Exercise requirements:
From the records below, find each line with the string "total" and copy it.

Task input:
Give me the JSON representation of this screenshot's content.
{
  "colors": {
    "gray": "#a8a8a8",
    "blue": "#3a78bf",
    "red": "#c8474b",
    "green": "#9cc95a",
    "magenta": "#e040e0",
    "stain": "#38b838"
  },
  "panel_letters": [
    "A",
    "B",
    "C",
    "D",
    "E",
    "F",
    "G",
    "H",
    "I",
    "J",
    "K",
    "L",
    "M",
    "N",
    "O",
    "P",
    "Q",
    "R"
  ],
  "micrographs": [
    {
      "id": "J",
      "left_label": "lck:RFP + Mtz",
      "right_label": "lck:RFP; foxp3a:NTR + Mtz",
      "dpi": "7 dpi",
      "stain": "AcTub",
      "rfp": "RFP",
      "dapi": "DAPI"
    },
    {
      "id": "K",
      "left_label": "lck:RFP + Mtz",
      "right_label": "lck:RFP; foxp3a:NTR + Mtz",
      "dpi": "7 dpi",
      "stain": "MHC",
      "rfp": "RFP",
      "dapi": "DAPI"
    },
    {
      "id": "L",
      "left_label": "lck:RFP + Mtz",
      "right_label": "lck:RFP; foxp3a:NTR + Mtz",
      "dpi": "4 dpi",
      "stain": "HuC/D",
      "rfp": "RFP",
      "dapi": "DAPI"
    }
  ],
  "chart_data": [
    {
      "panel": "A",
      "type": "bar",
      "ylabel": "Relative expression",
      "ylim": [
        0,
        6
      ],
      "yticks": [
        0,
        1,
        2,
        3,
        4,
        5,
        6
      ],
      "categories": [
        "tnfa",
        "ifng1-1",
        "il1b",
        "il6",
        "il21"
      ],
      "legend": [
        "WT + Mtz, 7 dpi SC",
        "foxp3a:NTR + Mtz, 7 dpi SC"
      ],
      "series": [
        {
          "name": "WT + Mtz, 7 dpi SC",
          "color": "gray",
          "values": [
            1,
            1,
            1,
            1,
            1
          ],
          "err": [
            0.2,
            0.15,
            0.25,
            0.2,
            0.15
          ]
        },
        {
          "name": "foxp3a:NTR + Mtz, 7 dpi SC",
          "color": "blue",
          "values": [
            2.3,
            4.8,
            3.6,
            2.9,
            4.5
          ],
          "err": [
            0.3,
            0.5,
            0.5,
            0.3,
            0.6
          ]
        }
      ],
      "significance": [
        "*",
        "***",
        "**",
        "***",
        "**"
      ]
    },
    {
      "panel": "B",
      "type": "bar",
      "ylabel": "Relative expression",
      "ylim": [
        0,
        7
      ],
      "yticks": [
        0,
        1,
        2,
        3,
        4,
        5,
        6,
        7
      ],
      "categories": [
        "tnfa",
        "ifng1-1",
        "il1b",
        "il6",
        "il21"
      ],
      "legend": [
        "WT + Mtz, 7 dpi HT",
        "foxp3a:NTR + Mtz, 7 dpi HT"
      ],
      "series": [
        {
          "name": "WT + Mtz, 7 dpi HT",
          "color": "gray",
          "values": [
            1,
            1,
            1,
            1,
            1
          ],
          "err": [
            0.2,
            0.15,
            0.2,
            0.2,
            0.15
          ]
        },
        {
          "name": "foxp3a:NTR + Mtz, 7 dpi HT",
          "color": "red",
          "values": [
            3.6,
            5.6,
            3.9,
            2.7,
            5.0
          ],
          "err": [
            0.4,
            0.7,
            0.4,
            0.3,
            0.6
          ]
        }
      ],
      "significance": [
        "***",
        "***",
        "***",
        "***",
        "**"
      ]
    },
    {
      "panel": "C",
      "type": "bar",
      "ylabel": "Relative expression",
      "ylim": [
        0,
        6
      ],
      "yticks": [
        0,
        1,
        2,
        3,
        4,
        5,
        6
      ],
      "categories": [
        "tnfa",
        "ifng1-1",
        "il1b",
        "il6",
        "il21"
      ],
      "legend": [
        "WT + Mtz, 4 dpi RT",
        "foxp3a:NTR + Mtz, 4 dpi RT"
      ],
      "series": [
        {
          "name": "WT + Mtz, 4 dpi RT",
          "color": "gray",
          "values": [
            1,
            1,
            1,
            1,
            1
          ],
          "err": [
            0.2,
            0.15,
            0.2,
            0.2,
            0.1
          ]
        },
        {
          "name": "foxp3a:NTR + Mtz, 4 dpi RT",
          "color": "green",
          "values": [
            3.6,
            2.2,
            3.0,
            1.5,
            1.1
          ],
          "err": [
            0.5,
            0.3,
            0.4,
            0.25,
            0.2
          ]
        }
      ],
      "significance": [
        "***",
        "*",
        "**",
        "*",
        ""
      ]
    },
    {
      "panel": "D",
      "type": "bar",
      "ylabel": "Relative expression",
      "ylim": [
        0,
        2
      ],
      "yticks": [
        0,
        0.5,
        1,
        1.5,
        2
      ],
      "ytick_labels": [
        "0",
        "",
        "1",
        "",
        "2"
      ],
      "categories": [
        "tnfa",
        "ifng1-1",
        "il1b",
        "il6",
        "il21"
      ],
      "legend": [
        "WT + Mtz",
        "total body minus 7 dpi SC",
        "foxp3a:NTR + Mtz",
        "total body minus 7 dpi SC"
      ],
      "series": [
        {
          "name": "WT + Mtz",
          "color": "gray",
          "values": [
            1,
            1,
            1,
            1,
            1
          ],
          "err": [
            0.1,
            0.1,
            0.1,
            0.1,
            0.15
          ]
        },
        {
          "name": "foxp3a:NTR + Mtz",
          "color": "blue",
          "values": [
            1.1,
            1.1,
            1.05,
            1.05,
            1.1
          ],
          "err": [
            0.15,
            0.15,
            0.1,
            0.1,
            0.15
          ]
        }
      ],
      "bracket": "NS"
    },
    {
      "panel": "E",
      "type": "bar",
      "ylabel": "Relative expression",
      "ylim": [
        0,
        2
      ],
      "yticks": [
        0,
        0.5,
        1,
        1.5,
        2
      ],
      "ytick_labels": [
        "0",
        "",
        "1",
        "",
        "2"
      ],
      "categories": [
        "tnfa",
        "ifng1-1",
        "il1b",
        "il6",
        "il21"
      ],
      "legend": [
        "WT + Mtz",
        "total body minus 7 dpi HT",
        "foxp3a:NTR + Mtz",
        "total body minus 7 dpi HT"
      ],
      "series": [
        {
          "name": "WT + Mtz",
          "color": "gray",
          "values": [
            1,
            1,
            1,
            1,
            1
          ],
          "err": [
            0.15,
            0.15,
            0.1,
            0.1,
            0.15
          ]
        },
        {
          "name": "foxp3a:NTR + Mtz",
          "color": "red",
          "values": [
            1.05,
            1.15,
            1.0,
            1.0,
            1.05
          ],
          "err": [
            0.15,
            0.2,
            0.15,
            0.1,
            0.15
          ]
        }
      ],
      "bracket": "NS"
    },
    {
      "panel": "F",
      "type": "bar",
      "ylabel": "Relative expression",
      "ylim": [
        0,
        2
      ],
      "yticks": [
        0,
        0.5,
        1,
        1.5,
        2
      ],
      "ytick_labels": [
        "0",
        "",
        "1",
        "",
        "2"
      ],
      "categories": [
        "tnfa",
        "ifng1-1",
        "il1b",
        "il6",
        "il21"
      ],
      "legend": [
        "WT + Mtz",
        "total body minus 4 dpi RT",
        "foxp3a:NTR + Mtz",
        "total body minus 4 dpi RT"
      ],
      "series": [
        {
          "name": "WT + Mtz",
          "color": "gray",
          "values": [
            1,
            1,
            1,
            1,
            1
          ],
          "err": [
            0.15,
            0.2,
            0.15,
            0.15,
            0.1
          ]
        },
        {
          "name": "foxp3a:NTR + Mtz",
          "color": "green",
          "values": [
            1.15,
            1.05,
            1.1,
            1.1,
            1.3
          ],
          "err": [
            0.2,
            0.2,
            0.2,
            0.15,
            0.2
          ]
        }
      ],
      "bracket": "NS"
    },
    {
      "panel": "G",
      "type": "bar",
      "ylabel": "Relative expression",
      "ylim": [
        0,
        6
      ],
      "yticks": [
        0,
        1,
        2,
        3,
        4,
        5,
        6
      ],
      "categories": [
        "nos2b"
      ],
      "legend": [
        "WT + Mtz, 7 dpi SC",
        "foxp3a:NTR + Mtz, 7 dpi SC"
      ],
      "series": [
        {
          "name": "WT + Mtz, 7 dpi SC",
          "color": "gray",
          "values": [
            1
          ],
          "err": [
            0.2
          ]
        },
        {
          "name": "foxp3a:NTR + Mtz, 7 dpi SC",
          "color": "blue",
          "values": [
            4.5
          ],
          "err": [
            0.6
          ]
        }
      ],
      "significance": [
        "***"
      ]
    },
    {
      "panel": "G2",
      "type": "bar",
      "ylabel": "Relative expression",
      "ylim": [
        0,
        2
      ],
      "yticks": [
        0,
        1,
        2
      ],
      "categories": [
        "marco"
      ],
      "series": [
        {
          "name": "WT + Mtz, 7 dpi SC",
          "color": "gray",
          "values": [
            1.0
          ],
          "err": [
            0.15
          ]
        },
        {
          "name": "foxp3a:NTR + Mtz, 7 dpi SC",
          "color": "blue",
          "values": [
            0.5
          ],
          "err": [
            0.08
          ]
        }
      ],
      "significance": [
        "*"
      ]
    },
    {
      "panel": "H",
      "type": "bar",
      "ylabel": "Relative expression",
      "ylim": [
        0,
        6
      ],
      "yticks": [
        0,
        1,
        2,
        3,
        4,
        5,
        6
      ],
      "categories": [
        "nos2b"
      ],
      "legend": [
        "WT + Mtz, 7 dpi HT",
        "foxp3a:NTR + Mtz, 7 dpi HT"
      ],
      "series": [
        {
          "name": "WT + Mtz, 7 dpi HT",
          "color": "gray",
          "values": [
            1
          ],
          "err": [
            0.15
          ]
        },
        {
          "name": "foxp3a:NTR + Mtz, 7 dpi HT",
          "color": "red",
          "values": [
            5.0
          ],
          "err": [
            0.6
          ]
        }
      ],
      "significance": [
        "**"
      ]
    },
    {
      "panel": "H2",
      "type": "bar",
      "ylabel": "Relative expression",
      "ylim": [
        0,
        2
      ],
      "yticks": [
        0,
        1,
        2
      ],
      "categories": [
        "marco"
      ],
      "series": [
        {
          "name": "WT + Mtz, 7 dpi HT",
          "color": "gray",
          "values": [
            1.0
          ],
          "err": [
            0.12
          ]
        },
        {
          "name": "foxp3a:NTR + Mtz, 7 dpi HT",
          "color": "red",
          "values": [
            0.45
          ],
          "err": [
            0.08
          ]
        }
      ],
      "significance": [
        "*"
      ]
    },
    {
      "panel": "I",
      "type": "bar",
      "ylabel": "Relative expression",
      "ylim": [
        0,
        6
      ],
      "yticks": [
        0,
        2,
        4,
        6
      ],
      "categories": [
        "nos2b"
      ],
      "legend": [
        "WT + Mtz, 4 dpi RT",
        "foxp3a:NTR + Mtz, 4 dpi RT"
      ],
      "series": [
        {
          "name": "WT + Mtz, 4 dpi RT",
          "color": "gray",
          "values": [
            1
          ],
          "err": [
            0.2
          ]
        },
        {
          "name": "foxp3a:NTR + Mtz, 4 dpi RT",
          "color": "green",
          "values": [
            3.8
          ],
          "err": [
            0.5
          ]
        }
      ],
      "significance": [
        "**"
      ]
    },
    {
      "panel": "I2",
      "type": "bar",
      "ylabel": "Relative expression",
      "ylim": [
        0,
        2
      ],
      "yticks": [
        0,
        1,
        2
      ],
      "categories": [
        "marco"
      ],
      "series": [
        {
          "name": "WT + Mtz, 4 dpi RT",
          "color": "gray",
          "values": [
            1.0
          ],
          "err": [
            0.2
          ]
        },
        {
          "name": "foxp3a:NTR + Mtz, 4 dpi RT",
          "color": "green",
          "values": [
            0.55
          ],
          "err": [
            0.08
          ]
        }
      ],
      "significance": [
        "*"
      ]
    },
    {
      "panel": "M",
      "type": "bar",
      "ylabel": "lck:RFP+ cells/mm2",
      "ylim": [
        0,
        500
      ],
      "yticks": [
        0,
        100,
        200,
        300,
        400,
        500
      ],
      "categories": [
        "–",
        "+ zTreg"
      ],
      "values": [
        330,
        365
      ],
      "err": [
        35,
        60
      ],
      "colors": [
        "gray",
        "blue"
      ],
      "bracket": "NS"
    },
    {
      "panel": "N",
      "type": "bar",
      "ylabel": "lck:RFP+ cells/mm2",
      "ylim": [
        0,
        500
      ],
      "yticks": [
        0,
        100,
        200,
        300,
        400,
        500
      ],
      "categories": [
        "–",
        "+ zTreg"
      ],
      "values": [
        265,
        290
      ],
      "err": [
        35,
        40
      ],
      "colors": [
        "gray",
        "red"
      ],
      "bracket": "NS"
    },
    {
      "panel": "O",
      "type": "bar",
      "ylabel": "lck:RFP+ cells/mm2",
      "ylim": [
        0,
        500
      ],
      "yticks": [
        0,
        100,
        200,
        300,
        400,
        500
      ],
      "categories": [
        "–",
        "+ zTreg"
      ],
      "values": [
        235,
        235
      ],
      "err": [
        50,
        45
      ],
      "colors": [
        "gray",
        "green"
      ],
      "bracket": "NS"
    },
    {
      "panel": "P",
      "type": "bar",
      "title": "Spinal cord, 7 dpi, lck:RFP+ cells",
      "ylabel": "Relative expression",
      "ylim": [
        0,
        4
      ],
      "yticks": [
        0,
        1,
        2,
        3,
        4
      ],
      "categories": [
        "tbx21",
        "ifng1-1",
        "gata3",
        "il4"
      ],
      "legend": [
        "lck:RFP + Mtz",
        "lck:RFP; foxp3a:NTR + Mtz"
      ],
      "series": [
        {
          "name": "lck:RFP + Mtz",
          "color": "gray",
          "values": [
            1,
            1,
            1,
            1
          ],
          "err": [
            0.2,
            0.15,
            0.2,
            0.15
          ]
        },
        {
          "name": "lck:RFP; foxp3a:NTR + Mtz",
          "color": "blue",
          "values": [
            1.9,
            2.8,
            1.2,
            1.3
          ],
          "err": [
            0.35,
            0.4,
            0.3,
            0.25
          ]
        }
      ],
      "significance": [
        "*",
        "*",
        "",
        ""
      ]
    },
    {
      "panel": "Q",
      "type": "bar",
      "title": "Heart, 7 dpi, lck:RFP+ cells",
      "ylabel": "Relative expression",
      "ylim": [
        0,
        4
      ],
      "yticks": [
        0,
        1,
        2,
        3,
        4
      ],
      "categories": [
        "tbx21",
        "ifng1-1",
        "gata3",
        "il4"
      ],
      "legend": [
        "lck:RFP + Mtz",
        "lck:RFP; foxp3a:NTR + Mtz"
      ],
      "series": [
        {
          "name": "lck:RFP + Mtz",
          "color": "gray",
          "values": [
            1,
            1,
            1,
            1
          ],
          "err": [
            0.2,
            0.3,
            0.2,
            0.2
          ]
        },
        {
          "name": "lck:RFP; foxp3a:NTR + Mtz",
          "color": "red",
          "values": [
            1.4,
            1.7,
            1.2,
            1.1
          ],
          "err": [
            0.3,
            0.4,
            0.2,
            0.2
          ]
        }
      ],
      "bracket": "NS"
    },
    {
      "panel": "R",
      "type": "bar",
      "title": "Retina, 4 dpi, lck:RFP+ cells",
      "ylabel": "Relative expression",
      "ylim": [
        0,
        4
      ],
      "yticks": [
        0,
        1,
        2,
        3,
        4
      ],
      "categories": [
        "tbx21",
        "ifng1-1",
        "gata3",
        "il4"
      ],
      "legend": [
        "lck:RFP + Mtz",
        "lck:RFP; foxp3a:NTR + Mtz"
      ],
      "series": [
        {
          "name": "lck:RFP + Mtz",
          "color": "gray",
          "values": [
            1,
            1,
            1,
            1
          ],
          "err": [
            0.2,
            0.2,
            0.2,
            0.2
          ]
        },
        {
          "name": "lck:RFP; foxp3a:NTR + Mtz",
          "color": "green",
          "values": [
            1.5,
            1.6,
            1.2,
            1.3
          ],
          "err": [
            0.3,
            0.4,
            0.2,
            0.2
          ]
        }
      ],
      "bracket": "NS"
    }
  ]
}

Answer:
        "total body minus 7 dpi SC",
        "total body minus 7 dpi SC"
        "total body minus 7 dpi HT",
        "total body minus 7 dpi HT"
        "total body minus 4 dpi RT",
        "total body minus 4 dpi RT"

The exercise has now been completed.